**Work to complete:** Please pull out every line of the listing below that contains the string "lines".

**Task data:**
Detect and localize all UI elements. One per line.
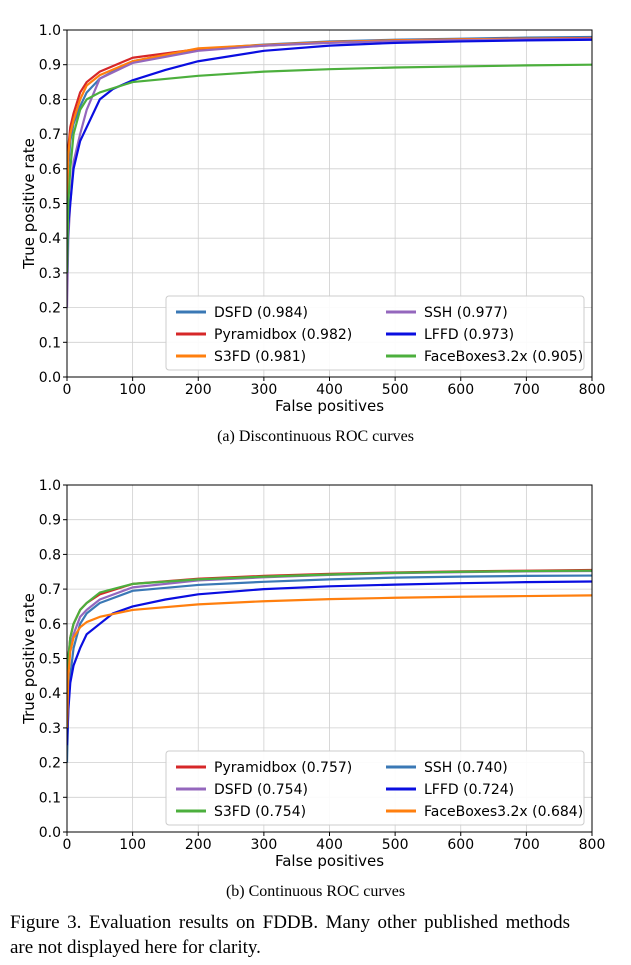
y-tick-label: 0.3 (39, 266, 61, 282)
grid (66, 29, 593, 378)
x-tick-label: 700 (513, 382, 540, 398)
series-line-5 (67, 63, 592, 273)
legend-entry-2: S3FD (0.754) (214, 804, 306, 820)
x-tick-label: 600 (447, 382, 474, 398)
y-tick-label: 0.9 (39, 58, 61, 74)
legend-entry-2: S3FD (0.981) (214, 349, 306, 365)
x-axis-label: False positives (275, 397, 384, 415)
y-tick-label: 0.4 (39, 231, 61, 247)
y-tick-label: 0.5 (39, 652, 61, 668)
legend-entry-5: FaceBoxes3.2x (0.684) (424, 804, 583, 820)
series-line-3 (67, 574, 592, 763)
subcaption-a: (a) Discontinuous ROC curves (217, 428, 414, 445)
y-tick-label: 0.3 (39, 721, 61, 737)
legend-entry-4: LFFD (0.973) (424, 327, 514, 343)
series-line-4 (67, 38, 592, 273)
y-tick-label: 0.8 (39, 547, 61, 563)
figure-caption: Figure 3. Evaluation results on FDDB. Ma… (10, 912, 570, 958)
x-tick-label: 100 (119, 382, 146, 398)
x-tick-label: 500 (382, 382, 409, 398)
x-tick-label: 800 (579, 837, 606, 853)
y-tick-label: 0.9 (39, 513, 61, 529)
x-tick-label: 300 (251, 837, 278, 853)
y-tick-label: 0.4 (39, 686, 61, 702)
x-tick-label: 500 (382, 837, 409, 853)
roc-chart-discontinuous: 0 100 200 300 400 500 600 700 800 0.0 0.1 0.2 0.3 0.4… (20, 23, 606, 415)
y-tick-label: 0.2 (39, 756, 61, 772)
x-tick-label: 600 (447, 837, 474, 853)
x-tick-label: 700 (513, 837, 540, 853)
y-tick-label: 0.5 (39, 197, 61, 213)
series-lines (67, 35, 592, 308)
y-tick-label: 1.0 (39, 478, 61, 494)
legend-entry-0: Pyramidbox (0.757) (214, 760, 352, 776)
y-axis-label: True positive rate (20, 138, 38, 270)
x-tick-label: 0 (63, 382, 72, 398)
x-tick-label: 400 (316, 837, 343, 853)
y-tick-label: 0.6 (39, 162, 61, 178)
legend-box (165, 750, 585, 826)
y-tick-label: 1.0 (39, 23, 61, 39)
legend-entry-0: DSFD (0.984) (214, 305, 308, 321)
y-tick-label: 0.8 (39, 92, 61, 108)
x-axis-label: False positives (275, 852, 384, 870)
series-line-4 (67, 580, 592, 746)
legend-entry-3: SSH (0.977) (424, 305, 508, 321)
subcaption-b: (b) Continuous ROC curves (225, 883, 406, 900)
y-tick-label: 0.7 (39, 582, 61, 598)
y-tick-label: 0.0 (39, 370, 61, 386)
legend-box (165, 295, 585, 371)
x-tick-label: 300 (251, 382, 278, 398)
y-tick-label: 0.7 (39, 127, 61, 143)
legend: Pyramidbox (0.757) DSFD (0.754) S3FD (0.75… (165, 750, 585, 826)
legend-entry-1: DSFD (0.754) (214, 782, 308, 798)
series-line-2 (67, 569, 592, 715)
y-tick-label: 0.1 (39, 790, 61, 806)
y-tick-label: 0.6 (39, 617, 61, 633)
x-tick-label: 100 (119, 837, 146, 853)
legend-entry-5: FaceBoxes3.2x (0.905) (424, 349, 583, 365)
x-tick-label: 200 (185, 837, 212, 853)
legend-entry-3: SSH (0.740) (424, 760, 508, 776)
y-tick-label: 0.2 (39, 301, 61, 317)
y-tick-label: 0.1 (39, 335, 61, 351)
y-axis-label: True positive rate (20, 593, 38, 725)
series-line-5 (67, 594, 592, 728)
y-tick-label: 0.0 (39, 825, 61, 841)
legend-entry-1: Pyramidbox (0.982) (214, 327, 352, 343)
x-tick-label: 800 (579, 382, 606, 398)
series-lines (67, 568, 592, 763)
legend-entry-4: LFFD (0.724) (424, 782, 514, 798)
x-tick-label: 400 (316, 382, 343, 398)
legend: DSFD (0.984) Pyramidbox (0.982) S3FD (0.98… (165, 295, 585, 371)
roc-chart-continuous: 0 100 200 300 400 500 600 700 800 0.0 0.1 0.2 0.3 0.4… (20, 478, 606, 870)
x-tick-label: 200 (185, 382, 212, 398)
x-tick-label: 0 (63, 837, 72, 853)
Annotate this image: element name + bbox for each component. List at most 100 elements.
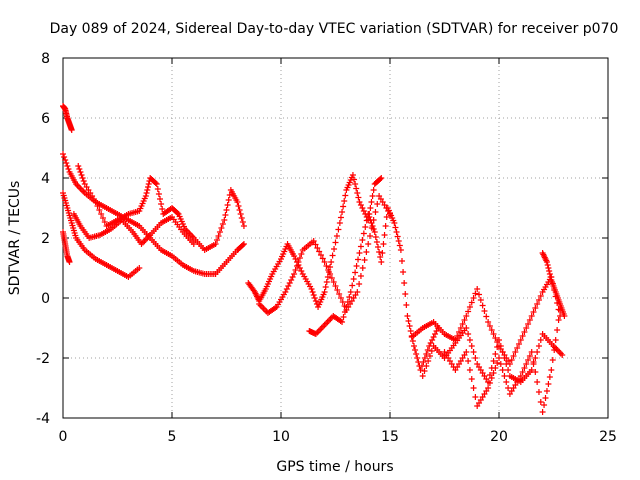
series-track-h [256,193,393,316]
data-point [537,337,544,343]
data-point [378,175,385,181]
data-point [396,242,403,249]
data-point [336,220,343,226]
chart-title: Day 089 of 2024, Sidereal Day-to-day VTE… [50,21,619,37]
data-point [417,367,424,373]
data-point [369,193,376,199]
data-point [534,349,541,355]
data-point [323,263,330,269]
data-point [332,283,339,289]
data-point [343,304,350,310]
data-point [492,365,499,371]
data-point [328,275,335,281]
data-point [428,348,435,354]
series-track-d [60,229,73,265]
data-point [376,249,383,255]
data-point [77,169,84,175]
data-point [372,209,379,215]
data-point [356,199,363,205]
data-point [544,262,551,268]
data-point [98,211,105,217]
x-axis-label: GPS time / hours [276,459,393,475]
data-point [283,286,290,292]
data-point [222,212,229,218]
data-point [466,304,473,310]
data-point [472,394,479,400]
data-point [322,284,329,290]
data-point [559,352,566,358]
data-point [534,379,541,385]
data-point [240,241,247,247]
data-point [240,223,247,229]
series-track-l [441,307,564,415]
data-point [425,358,432,364]
data-point [537,399,544,405]
data-point [393,229,400,235]
data-point [353,263,360,269]
data-point [340,203,347,210]
data-point [375,244,382,250]
data-point [472,290,479,297]
data-point [468,376,475,382]
data-point [346,294,353,300]
data-point [414,355,421,361]
data-point [309,289,316,295]
data-point [477,297,484,303]
data-point [356,281,363,287]
data-point [310,292,317,298]
data-point [361,257,368,263]
data-point [352,269,359,276]
data-point [370,187,377,193]
data-point [235,203,242,209]
data-point [547,274,554,280]
data-point [349,172,356,178]
data-point [382,223,389,229]
data-point [75,163,82,169]
data-point [238,215,245,221]
data-point [549,357,556,363]
x-tick-label: 10 [272,429,290,445]
data-point [481,308,488,314]
data-point [366,214,373,220]
data-point [316,248,323,255]
data-point [359,265,366,271]
data-point [552,337,559,343]
marker-layer [60,103,568,415]
data-point [373,239,380,245]
data-point [371,229,378,235]
data-point [298,251,305,257]
data-point [214,237,221,243]
data-point [505,367,512,373]
data-point [392,224,399,231]
data-point [545,265,552,271]
data-point [503,379,510,385]
data-point [334,287,341,293]
data-point [288,277,295,283]
data-point [328,259,335,265]
data-point [330,279,337,285]
data-point [470,349,477,355]
data-point [486,380,493,386]
data-point [391,220,398,226]
y-tick-label: 4 [41,171,50,187]
data-point [369,223,376,229]
data-point [340,314,347,320]
data-point [368,220,375,226]
data-point [465,358,472,364]
data-point [523,361,530,367]
y-axis-label: SDTVAR / TECUs [7,181,23,296]
data-point [488,327,495,333]
data-point [101,219,108,225]
data-point [505,385,512,391]
data-point [466,337,473,343]
data-point [403,302,410,308]
data-point [401,280,408,286]
data-point [463,325,470,331]
data-point [466,367,473,373]
data-point [546,268,553,274]
data-point [468,343,475,349]
data-point [497,361,504,367]
data-point [68,127,75,133]
data-point [461,317,468,323]
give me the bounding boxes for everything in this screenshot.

**Exercise answer:**
series-lines (67, 35, 592, 308)
series-lines (67, 568, 592, 763)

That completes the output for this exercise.